Task to carry out: Continue the GitOps workflows text from its last sentence.

GitOps Workflows
Kupe Cloud uses managed Argo CD for application delivery, but the workflow is still standard GitOps. Git holds the desired state, Argo CD reconciles it, and promotion happens by changing Git rather than by applying manifests directly to the cluster.
Default workflow
Section titled “Default workflow”- Update manifests, Helm values, or Kustomize overlays in Git.
- Open a pull request and review the change.
- Merge the change for the target environment.
- Let Argo CD reconcile the
Application. - Validate rollout health, routing, logs, and metrics.
- Promote the same change to the next environment through Git.
Recommended repository shape
Section titled “Recommended repository shape”Kupe Cloud does not require a specific repo layout, but the most maintainable setups keep environment differences explicit.
Typical patterns include:
- one repo per application, with environment overlays or values files
- one Argo
Applicationper environment - small, deliberate differences between
dev,staging, andprod
For example:
my-app/ base/ overlays/ dev/ staging/ prod/Promotion model
Section titled “Promotion model”A simple promotion model works well for most teams:
- Deploy first to a development cluster.
- Validate the change with real traffic, logs, and metrics.
- Promote by pull request into the next environment.
- Let Argo CD reconcile the destination cluster.

[Page layout parsing data]
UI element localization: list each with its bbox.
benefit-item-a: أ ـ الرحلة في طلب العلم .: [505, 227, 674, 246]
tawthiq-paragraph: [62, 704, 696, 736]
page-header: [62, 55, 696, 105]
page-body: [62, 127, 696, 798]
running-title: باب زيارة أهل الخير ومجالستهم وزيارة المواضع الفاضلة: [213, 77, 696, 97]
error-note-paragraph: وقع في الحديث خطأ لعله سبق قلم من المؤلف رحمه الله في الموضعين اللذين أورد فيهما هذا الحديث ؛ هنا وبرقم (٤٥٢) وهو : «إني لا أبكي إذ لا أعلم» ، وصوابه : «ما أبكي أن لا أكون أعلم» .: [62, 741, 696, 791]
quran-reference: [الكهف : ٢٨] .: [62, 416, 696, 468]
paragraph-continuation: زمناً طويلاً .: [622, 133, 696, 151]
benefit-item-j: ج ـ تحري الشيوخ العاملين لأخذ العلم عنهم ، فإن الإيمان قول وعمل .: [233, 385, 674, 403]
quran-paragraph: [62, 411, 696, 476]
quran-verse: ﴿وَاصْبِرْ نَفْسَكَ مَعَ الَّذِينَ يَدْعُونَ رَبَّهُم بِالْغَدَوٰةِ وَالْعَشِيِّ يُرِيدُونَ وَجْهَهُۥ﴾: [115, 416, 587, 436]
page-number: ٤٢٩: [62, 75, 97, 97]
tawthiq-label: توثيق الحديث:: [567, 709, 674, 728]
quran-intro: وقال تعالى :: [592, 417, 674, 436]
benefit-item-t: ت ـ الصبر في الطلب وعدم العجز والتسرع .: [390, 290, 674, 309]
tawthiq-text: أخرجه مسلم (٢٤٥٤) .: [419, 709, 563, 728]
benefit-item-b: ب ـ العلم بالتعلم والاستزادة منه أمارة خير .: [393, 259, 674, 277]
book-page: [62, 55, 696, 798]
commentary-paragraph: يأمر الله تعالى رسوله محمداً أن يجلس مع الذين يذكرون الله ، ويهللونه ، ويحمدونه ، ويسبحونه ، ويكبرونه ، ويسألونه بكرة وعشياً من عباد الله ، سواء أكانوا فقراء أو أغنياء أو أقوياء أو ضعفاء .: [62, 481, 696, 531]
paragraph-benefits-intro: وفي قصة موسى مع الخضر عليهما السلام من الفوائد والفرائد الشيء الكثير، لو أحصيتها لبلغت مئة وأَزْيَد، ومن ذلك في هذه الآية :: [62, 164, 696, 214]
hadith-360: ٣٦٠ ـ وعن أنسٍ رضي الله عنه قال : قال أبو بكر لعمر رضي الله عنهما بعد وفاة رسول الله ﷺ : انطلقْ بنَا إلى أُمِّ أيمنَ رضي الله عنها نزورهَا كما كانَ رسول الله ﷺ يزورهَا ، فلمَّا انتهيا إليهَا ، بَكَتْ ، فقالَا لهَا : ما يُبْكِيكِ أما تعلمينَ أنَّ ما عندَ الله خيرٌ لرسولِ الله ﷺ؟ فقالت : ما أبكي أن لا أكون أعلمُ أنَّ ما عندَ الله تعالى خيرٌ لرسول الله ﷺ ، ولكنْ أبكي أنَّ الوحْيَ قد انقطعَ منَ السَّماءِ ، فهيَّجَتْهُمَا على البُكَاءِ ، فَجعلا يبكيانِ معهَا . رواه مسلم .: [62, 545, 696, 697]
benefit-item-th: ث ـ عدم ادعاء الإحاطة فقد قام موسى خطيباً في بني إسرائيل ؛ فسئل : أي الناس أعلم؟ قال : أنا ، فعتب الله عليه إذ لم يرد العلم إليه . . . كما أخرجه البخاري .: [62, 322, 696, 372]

Output of the exercise:
- Repeat the same process for production.
This keeps promotion auditable and makes it clear which Git change reached each environment.
Sync policy choices
Section titled “Sync policy choices”Argo CD supports several sync modes. The right choice depends on how tightly you want Git to control the cluster.
| Policy | Behavior | Typical use |
|---|---|---|
| Manual sync | Changes wait for approval in Argo CD | Production changes with stricter release control |
| Auto sync | New Git commits sync automatically | Fast-moving development environments |
| Auto sync + prune | Resources removed from Git are deleted from the cluster | Mature GitOps setups that want clean reconciliation |
| Auto sync + self-heal | Manual drift in the cluster is corrected automatically | Teams that want Git to remain authoritative |
Manual sync is often the safest starting point for production. Development and staging usually benefit from more automation.
Drift management
Section titled “Drift management”Drift happens when the live cluster no longer matches Git.
Common causes include:
- manual
kubectl applychanges - emergency hotfixes made directly in the cluster
- resources created outside the Argo-managed source
When selfHeal is enabled, Argo CD will correct that drift automatically. When it is
disabled, drift remains visible in the Argo UI until you sync again.
The cleanest model is to treat Git as the source of truth and avoid direct changes in managed namespaces wherever possible.
Rollback workflow
Section titled “Rollback workflow”On Kupe Cloud, the safest rollback is usually a Git revert:
- Revert the commit that introduced the issue.
- Merge the revert through the normal review path.
- Let Argo CD reconcile back to the previous known-good state.
- Validate health, traffic, logs, and metrics before promoting again.
This keeps rollback history visible and avoids hidden changes that never made it back to Git.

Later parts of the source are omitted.